● LISTED ENTRIES

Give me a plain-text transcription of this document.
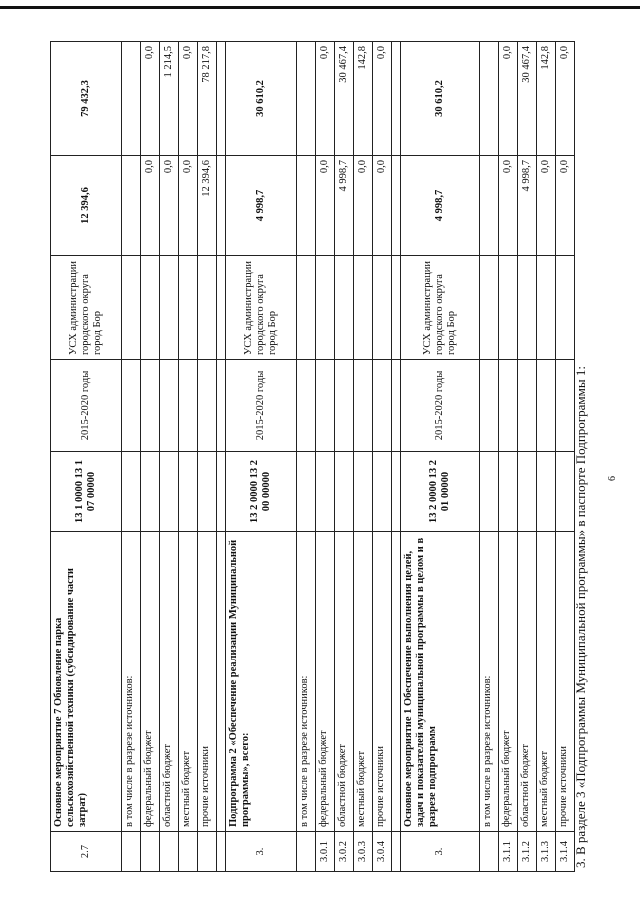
2.7	Основное мероприятие 7 Обновление парка сельскохозяйственной техники (субсидирование части затрат)	13 1 0000 13 1 07 00000	2015-2020 годы	УСХ администрации городского округа город Бор	12 394,6	79 432,3
	в том числе в разрезе источников:					
	федеральный бюджет				0,0	0,0
	областной бюджет				0,0	1 214,5
	местный бюджет				0,0	0,0
	прочие источники				12 394,6	78 217,8

3.	Подпрограмма 2 «Обеспечение реализации Муниципальной программы», всего:	13 2 0000 13 2 00 00000	2015-2020 годы	УСХ администрации городского округа город Бор	4 998,7	30 610,2
	в том числе в разрезе источников:					
3.0.1	федеральный бюджет				0,0	0,0
3.0.2	областной бюджет				4 998,7	30 467,4
3.0.3	местный бюджет				0,0	142,8
3.0.4	прочие источники				0,0	0,0

3.	Основное мероприятие 1 Обеспечение выполнения целей, задач и показателей муниципальной программы в целом и в разрезе подпрограмм	13 2 0000 13 2 01 00000	2015-2020 годы	УСХ администрации городского округа город Бор	4 998,7	30 610,2
	в том числе в разрезе источников:					
3.1.1	федеральный бюджет				0,0	0,0
3.1.2	областной бюджет				4 998,7	30 467,4
3.1.3	местный бюджет				0,0	142,8
3.1.4	прочие источники				0,0	0,0
3. В разделе 3 «Подпрограммы Муниципальной программы» в паспорте Подпрограммы 1: 6
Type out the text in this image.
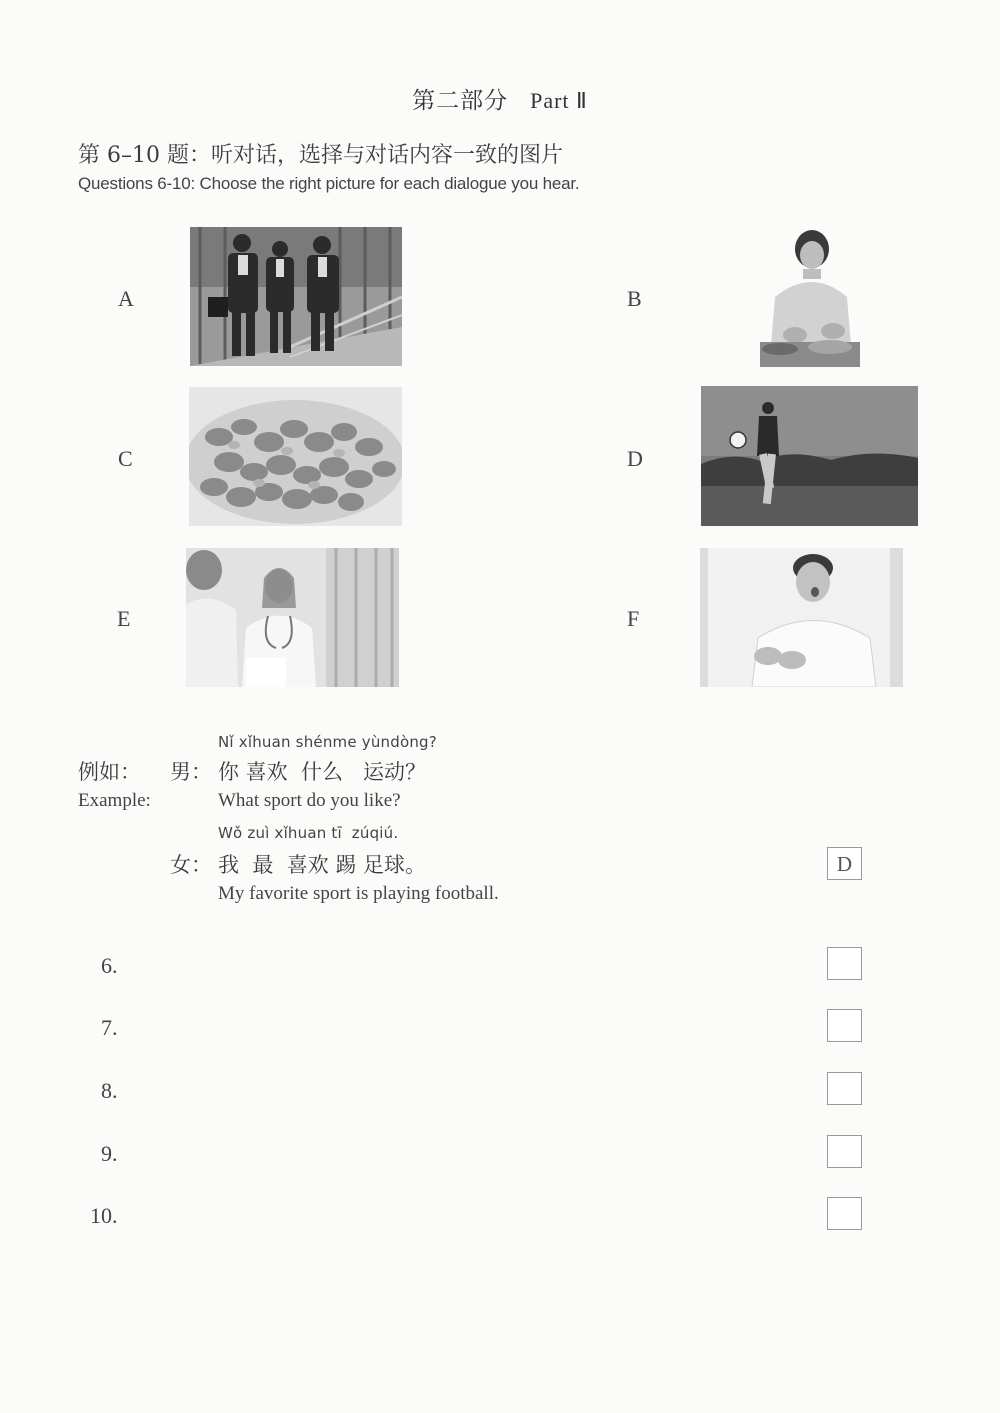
第二部分 Part Ⅱ
第 6–10 题：听对话，选择与对话内容一致的图片
Questions 6-10: Choose the right picture for each dialogue you hear.
A	B
C	D
E	F
Nǐ xǐhuan shénme yùndòng?
例如： 男： 你 喜欢  什么   运动？
Example:	What sport do you like?
Wǒ zuì xǐhuan tī  zúqiú.
女： 我  最  喜欢 踢 足球。
My favorite sport is playing football.
D
6.
7.
8.
9.
10.
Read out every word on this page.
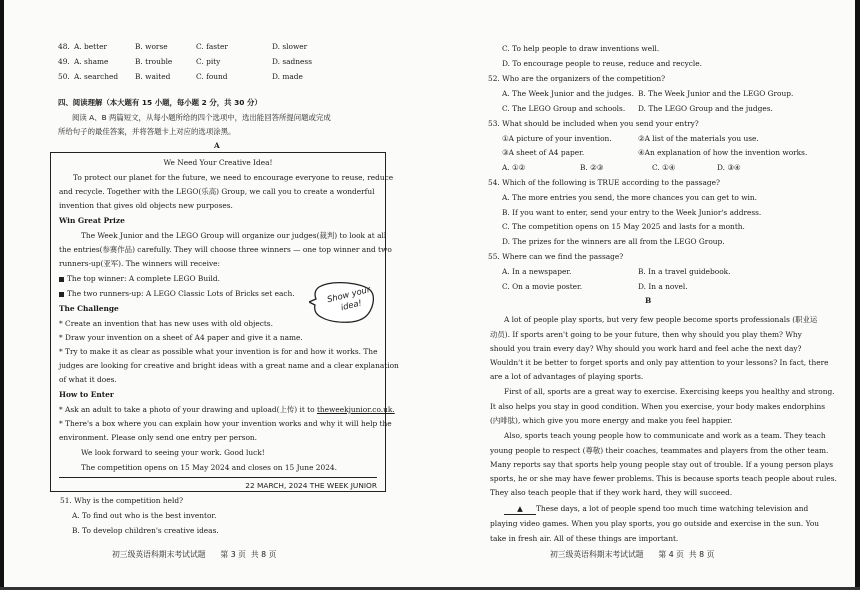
48. A. better	B. worse	C. faster	D. slower
49. A. shame	B. trouble	C. pity	D. sadness
50. A. searched B. waited	C. found	D. made
四、阅读理解（本大题有 15 小题，每小题 2 分，共 30 分）
阅读 A、B 两篇短文，从每小题所给的四个选项中，选出能回答所提问题或完成
所给句子的最佳答案，并将答题卡上对应的选项涂黑。
A
We Need Your Creative Idea!
To protect our planet for the future, we need to encourage everyone to reuse, reduce
and recycle. Together with the LEGO(乐高) Group, we call you to create a wonderful
invention that gives old objects new purposes.
Win Great Prize
The Week Junior and the LEGO Group will organize our judges(裁判) to look at all
the entries(参赛作品) carefully. They will choose three winners — one top winner and two
runners-up(亚军). The winners will receive:
The top winner: A complete LEGO Build.
The two runners-up: A LEGO Classic Lots of Bricks set each.
The Challenge
* Create an invention that has new uses with old objects.
* Draw your invention on a sheet of A4 paper and give it a name.
* Try to make it as clear as possible what your invention is for and how it works. The
judges are looking for creative and bright ideas with a great name and a clear explanation
of what it does.
How to Enter
* Ask an adult to take a photo of your drawing and upload(上传) it to theweekjunior.co.uk.
* There's a box where you can explain how your invention works and why it will help the
environment. Please only send one entry per person.
We look forward to seeing your work. Good luck!
The competition opens on 15 May 2024 and closes on 15 June 2024.
22 MARCH, 2024 THE WEEK JUNIOR
Show your idea!
51. Why is the competition held?
A. To find out who is the best inventor.
B. To develop children's creative ideas.
初三级英语科期末考试试题      第 3 页  共 8 页
C. To help people to draw inventions well.
D. To encourage people to reuse, reduce and recycle.
52. Who are the organizers of the competition?
A. The Week Junior and the judges. B. The Week Junior and the LEGO Group.
C. The LEGO Group and schools. D. The LEGO Group and the judges.
53. What should be included when you send your entry?
①A picture of your invention.	②A list of the materials you use.
③A sheet of A4 paper.	④An explanation of how the invention works.
A. ①②	B. ②③	C. ①④	D. ③④
54. Which of the following is TRUE according to the passage?
A. The more entries you send, the more chances you can get to win.
B. If you want to enter, send your entry to the Week Junior's address.
C. The competition opens on 15 May 2025 and lasts for a month.
D. The prizes for the winners are all from the LEGO Group.
55. Where can we find the passage?
A. In a newspaper.	B. In a travel guidebook.
C. On a movie poster.	D. In a novel.
B
A lot of people play sports, but very few people become sports professionals (职业运
动员). If sports aren't going to be your future, then why should you play them? Why
should you train every day? Why should you work hard and feel ache the next day?
Wouldn't it be better to forget sports and only pay attention to your lessons? In fact, there
are a lot of advantages of playing sports.
First of all, sports are a great way to exercise. Exercising keeps you healthy and strong.
It also helps you stay in good condition. When you exercise, your body makes endorphins
(内啡肽), which give you more energy and make you feel happier.
Also, sports teach young people how to communicate and work as a team. They teach
young people to respect (尊敬) their coaches, teammates and players from the other team.
Many reports say that sports help young people stay out of trouble. If a young person plays
sports, he or she may have fewer problems. This is because sports teach people about rules.
They also teach people that if they work hard, they will succeed.
▲ These days, a lot of people spend too much time watching television and
playing video games. When you play sports, you go outside and exercise in the sun. You
take in fresh air. All of these things are important.
初三级英语科期末考试试题      第 4 页  共 8 页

● WHAT THE EXERCISE ASKS
Every line above should be returned word for word, with the pictures left behind.

● EXPECTED OUTPUT
Give me a plain-text transcription of this document.
2.7	Основное мероприятие 7 Обновление парка сельскохозяйственной техники (субсидирование части затрат)	13 1 0000 13 1 07 00000	2015-2020 годы	УСХ администрации городского округа город Бор	12 394,6	79 432,3
	в том числе в разрезе источников:					
	федеральный бюджет				0,0	0,0
	областной бюджет				0,0	1 214,5
	местный бюджет				0,0	0,0
	прочие источники				12 394,6	78 217,8

3.	Подпрограмма 2 «Обеспечение реализации Муниципальной программы», всего:	13 2 0000 13 2 00 00000	2015-2020 годы	УСХ администрации городского округа город Бор	4 998,7	30 610,2
	в том числе в разрезе источников:					
3.0.1	федеральный бюджет				0,0	0,0
3.0.2	областной бюджет				4 998,7	30 467,4
3.0.3	местный бюджет				0,0	142,8
3.0.4	прочие источники				0,0	0,0

3.	Основное мероприятие 1 Обеспечение выполнения целей, задач и показателей муниципальной программы в целом и в разрезе подпрограмм	13 2 0000 13 2 01 00000	2015-2020 годы	УСХ администрации городского округа город Бор	4 998,7	30 610,2
	в том числе в разрезе источников:					
3.1.1	федеральный бюджет				0,0	0,0
3.1.2	областной бюджет				4 998,7	30 467,4
3.1.3	местный бюджет				0,0	142,8
3.1.4	прочие источники				0,0	0,0
3. В разделе 3 «Подпрограммы Муниципальной программы» в паспорте Подпрограммы 1: 6
Type out the text in this image.
第二部分 Part Ⅱ
第 6–10 题：听对话，选择与对话内容一致的图片
Questions 6-10: Choose the right picture for each dialogue you hear.
A	B
C	D
E	F
Nǐ xǐhuan shénme yùndòng?
例如： 男： 你 喜欢  什么   运动？
Example:	What sport do you like?
Wǒ zuì xǐhuan tī  zúqiú.
女： 我  最  喜欢 踢 足球。
My favorite sport is playing football.
D
6.
7.
8.
9.
10.
Read out every word on this page.
48. A. better	B. worse	C. faster	D. slower
49. A. shame	B. trouble	C. pity	D. sadness
50. A. searched B. waited	C. found	D. made
四、阅读理解（本大题有 15 小题，每小题 2 分，共 30 分）
阅读 A、B 两篇短文，从每小题所给的四个选项中，选出能回答所提问题或完成
所给句子的最佳答案，并将答题卡上对应的选项涂黑。
A
We Need Your Creative Idea!
To protect our planet for the future, we need to encourage everyone to reuse, reduce
and recycle. Together with the LEGO(乐高) Group, we call you to create a wonderful
invention that gives old objects new purposes.
Win Great Prize
The Week Junior and the LEGO Group will organize our judges(裁判) to look at all
the entries(参赛作品) carefully. They will choose three winners — one top winner and two
runners-up(亚军). The winners will receive:
The top winner: A complete LEGO Build.
The two runners-up: A LEGO Classic Lots of Bricks set each.
The Challenge
* Create an invention that has new uses with old objects.
* Draw your invention on a sheet of A4 paper and give it a name.
* Try to make it as clear as possible what your invention is for and how it works. The
judges are looking for creative and bright ideas with a great name and a clear explanation
of what it does.
How to Enter
* Ask an adult to take a photo of your drawing and upload(上传) it to theweekjunior.co.uk.
* There's a box where you can explain how your invention works and why it will help the
environment. Please only send one entry per person.
We look forward to seeing your work. Good luck!
The competition opens on 15 May 2024 and closes on 15 June 2024.
22 MARCH, 2024 THE WEEK JUNIOR
Show your idea!
51. Why is the competition held?
A. To find out who is the best inventor.
B. To develop children's creative ideas.
初三级英语科期末考试试题      第 3 页  共 8 页
C. To help people to draw inventions well.
D. To encourage people to reuse, reduce and recycle.
52. Who are the organizers of the competition?
A. The Week Junior and the judges. B. The Week Junior and the LEGO Group.
C. The LEGO Group and schools. D. The LEGO Group and the judges.
53. What should be included when you send your entry?
①A picture of your invention.	②A list of the materials you use.
③A sheet of A4 paper.	④An explanation of how the invention works.
A. ①②	B. ②③	C. ①④	D. ③④
54. Which of the following is TRUE according to the passage?
A. The more entries you send, the more chances you can get to win.
B. If you want to enter, send your entry to the Week Junior's address.
C. The competition opens on 15 May 2025 and lasts for a month.
D. The prizes for the winners are all from the LEGO Group.
55. Where can we find the passage?
A. In a newspaper.	B. In a travel guidebook.
C. On a movie poster.	D. In a novel.
B
A lot of people play sports, but very few people become sports professionals (职业运
动员). If sports aren't going to be your future, then why should you play them? Why
should you train every day? Why should you work hard and feel ache the next day?
Wouldn't it be better to forget sports and only pay attention to your lessons? In fact, there
are a lot of advantages of playing sports.
First of all, sports are a great way to exercise. Exercising keeps you healthy and strong.
It also helps you stay in good condition. When you exercise, your body makes endorphins
(内啡肽), which give you more energy and make you feel happier.
Also, sports teach young people how to communicate and work as a team. They teach
young people to respect (尊敬) their coaches, teammates and players from the other team.
Many reports say that sports help young people stay out of trouble. If a young person plays
sports, he or she may have fewer problems. This is because sports teach people about rules.
They also teach people that if they work hard, they will succeed.
▲ These days, a lot of people spend too much time watching television and
playing video games. When you play sports, you go outside and exercise in the sun. You
take in fresh air. All of these things are important.
初三级英语科期末考试试题      第 4 页  共 8 页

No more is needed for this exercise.